→ **REQUIRED TASK**
Write the data out again in full, with no departure from the original.

→ **EXTRACTED MATERIAL**
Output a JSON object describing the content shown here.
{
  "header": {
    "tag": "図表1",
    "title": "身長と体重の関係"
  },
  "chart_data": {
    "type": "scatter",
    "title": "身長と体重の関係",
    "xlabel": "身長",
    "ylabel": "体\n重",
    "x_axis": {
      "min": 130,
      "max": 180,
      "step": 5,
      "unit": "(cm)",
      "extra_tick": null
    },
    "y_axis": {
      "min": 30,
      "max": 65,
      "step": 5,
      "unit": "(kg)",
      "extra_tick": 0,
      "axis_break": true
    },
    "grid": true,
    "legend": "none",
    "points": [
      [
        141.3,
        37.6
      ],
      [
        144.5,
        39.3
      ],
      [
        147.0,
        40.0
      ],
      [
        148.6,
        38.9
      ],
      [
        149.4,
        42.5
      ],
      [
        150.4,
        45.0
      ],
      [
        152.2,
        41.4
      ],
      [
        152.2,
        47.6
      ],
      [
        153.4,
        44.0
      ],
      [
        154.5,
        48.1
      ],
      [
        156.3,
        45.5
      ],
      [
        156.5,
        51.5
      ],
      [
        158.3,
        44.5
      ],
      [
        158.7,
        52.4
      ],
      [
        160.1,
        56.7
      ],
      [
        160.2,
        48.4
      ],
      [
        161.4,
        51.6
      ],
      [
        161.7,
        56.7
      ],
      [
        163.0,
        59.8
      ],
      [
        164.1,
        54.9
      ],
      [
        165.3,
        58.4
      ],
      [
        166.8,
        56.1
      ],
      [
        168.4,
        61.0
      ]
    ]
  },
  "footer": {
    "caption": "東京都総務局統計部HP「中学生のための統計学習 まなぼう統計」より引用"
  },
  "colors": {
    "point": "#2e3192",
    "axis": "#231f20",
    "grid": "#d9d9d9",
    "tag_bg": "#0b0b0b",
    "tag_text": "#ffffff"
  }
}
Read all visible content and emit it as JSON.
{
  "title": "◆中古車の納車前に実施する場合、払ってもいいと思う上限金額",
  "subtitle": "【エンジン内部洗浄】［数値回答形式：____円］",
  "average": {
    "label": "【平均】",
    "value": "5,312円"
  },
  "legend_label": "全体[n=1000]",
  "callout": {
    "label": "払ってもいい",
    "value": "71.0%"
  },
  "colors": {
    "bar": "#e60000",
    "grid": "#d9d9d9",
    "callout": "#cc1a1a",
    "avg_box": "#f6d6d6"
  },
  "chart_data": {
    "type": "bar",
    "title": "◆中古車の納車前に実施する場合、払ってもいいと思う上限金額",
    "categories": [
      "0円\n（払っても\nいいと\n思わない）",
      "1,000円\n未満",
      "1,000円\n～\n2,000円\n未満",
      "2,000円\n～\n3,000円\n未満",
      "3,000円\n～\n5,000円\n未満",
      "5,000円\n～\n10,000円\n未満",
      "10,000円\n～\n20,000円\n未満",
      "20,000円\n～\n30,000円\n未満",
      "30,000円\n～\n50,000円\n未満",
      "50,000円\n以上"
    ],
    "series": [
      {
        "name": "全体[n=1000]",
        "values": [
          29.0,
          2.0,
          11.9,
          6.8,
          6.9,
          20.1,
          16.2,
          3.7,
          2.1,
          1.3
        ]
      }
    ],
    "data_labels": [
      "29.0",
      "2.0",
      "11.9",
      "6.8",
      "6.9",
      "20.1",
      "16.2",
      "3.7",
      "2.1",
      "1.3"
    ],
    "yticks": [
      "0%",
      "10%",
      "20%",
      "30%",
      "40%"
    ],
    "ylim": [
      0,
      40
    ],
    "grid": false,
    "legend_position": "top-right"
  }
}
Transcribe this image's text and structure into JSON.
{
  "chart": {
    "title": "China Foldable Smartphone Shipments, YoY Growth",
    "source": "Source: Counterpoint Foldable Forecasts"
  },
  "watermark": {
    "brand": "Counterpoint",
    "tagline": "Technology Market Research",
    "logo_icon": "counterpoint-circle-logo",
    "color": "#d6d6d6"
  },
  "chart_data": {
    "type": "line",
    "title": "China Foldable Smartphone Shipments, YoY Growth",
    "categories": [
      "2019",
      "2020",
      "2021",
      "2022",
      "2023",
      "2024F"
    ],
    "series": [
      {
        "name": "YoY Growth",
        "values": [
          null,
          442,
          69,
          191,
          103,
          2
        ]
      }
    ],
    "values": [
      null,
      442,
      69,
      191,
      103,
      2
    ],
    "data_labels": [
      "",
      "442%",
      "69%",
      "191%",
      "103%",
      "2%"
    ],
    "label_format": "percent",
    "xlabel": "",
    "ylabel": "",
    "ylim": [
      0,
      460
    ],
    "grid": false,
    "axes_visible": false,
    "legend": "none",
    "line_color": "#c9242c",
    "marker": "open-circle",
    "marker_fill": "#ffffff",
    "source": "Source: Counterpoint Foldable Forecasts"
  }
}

→ **TASK RESPONSE**
Output a JSON object describing the content shown here.
{
  "header": {
    "tag": "図表1",
    "title": "身長と体重の関係"
  },
  "chart_data": {
    "type": "scatter",
    "title": "身長と体重の関係",
    "xlabel": "身長",
    "ylabel": "体\n重",
    "x_axis": {
      "min": 130,
      "max": 180,
      "step": 5,
      "unit": "(cm)",
      "extra_tick": null
    },
    "y_axis": {
      "min": 30,
      "max": 65,
      "step": 5,
      "unit": "(kg)",
      "extra_tick": 0,
      "axis_break": true
    },
    "grid": true,
    "legend": "none",
    "points": [
      [
        141.3,
        37.6
      ],
      [
        144.5,
        39.3
      ],
      [
        147.0,
        40.0
      ],
      [
        148.6,
        38.9
      ],
      [
        149.4,
        42.5
      ],
      [
        150.4,
        45.0
      ],
      [
        152.2,
        41.4
      ],
      [
        152.2,
        47.6
      ],
      [
        153.4,
        44.0
      ],
      [
        154.5,
        48.1
      ],
      [
        156.3,
        45.5
      ],
      [
        156.5,
        51.5
      ],
      [
        158.3,
        44.5
      ],
      [
        158.7,
        52.4
      ],
      [
        160.1,
        56.7
      ],
      [
        160.2,
        48.4
      ],
      [
        161.4,
        51.6
      ],
      [
        161.7,
        56.7
      ],
      [
        163.0,
        59.8
      ],
      [
        164.1,
        54.9
      ],
      [
        165.3,
        58.4
      ],
      [
        166.8,
        56.1
      ],
      [
        168.4,
        61.0
      ]
    ]
  },
  "footer": {
    "caption": "東京都総務局統計部HP「中学生のための統計学習 まなぼう統計」より引用"
  },
  "colors": {
    "point": "#2e3192",
    "axis": "#231f20",
    "grid": "#d9d9d9",
    "tag_bg": "#0b0b0b",
    "tag_text": "#ffffff"
  }
}
Read all visible content and emit it as JSON.
{
  "title": "◆中古車の納車前に実施する場合、払ってもいいと思う上限金額",
  "subtitle": "【エンジン内部洗浄】［数値回答形式：____円］",
  "average": {
    "label": "【平均】",
    "value": "5,312円"
  },
  "legend_label": "全体[n=1000]",
  "callout": {
    "label": "払ってもいい",
    "value": "71.0%"
  },
  "colors": {
    "bar": "#e60000",
    "grid": "#d9d9d9",
    "callout": "#cc1a1a",
    "avg_box": "#f6d6d6"
  },
  "chart_data": {
    "type": "bar",
    "title": "◆中古車の納車前に実施する場合、払ってもいいと思う上限金額",
    "categories": [
      "0円\n（払っても\nいいと\n思わない）",
      "1,000円\n未満",
      "1,000円\n～\n2,000円\n未満",
      "2,000円\n～\n3,000円\n未満",
      "3,000円\n～\n5,000円\n未満",
      "5,000円\n～\n10,000円\n未満",
      "10,000円\n～\n20,000円\n未満",
      "20,000円\n～\n30,000円\n未満",
      "30,000円\n～\n50,000円\n未満",
      "50,000円\n以上"
    ],
    "series": [
      {
        "name": "全体[n=1000]",
        "values": [
          29.0,
          2.0,
          11.9,
          6.8,
          6.9,
          20.1,
          16.2,
          3.7,
          2.1,
          1.3
        ]
      }
    ],
    "data_labels": [
      "29.0",
      "2.0",
      "11.9",
      "6.8",
      "6.9",
      "20.1",
      "16.2",
      "3.7",
      "2.1",
      "1.3"
    ],
    "yticks": [
      "0%",
      "10%",
      "20%",
      "30%",
      "40%"
    ],
    "ylim": [
      0,
      40
    ],
    "grid": false,
    "legend_position": "top-right"
  }
}
Transcribe this image's text and structure into JSON.
{
  "chart": {
    "title": "China Foldable Smartphone Shipments, YoY Growth",
    "source": "Source: Counterpoint Foldable Forecasts"
  },
  "watermark": {
    "brand": "Counterpoint",
    "tagline": "Technology Market Research",
    "logo_icon": "counterpoint-circle-logo",
    "color": "#d6d6d6"
  },
  "chart_data": {
    "type": "line",
    "title": "China Foldable Smartphone Shipments, YoY Growth",
    "categories": [
      "2019",
      "2020",
      "2021",
      "2022",
      "2023",
      "2024F"
    ],
    "series": [
      {
        "name": "YoY Growth",
        "values": [
          null,
          442,
          69,
          191,
          103,
          2
        ]
      }
    ],
    "values": [
      null,
      442,
      69,
      191,
      103,
      2
    ],
    "data_labels": [
      "",
      "442%",
      "69%",
      "191%",
      "103%",
      "2%"
    ],
    "label_format": "percent",
    "xlabel": "",
    "ylabel": "",
    "ylim": [
      0,
      460
    ],
    "grid": false,
    "axes_visible": false,
    "legend": "none",
    "line_color": "#c9242c",
    "marker": "open-circle",
    "marker_fill": "#ffffff",
    "source": "Source: Counterpoint Foldable Forecasts"
  }
}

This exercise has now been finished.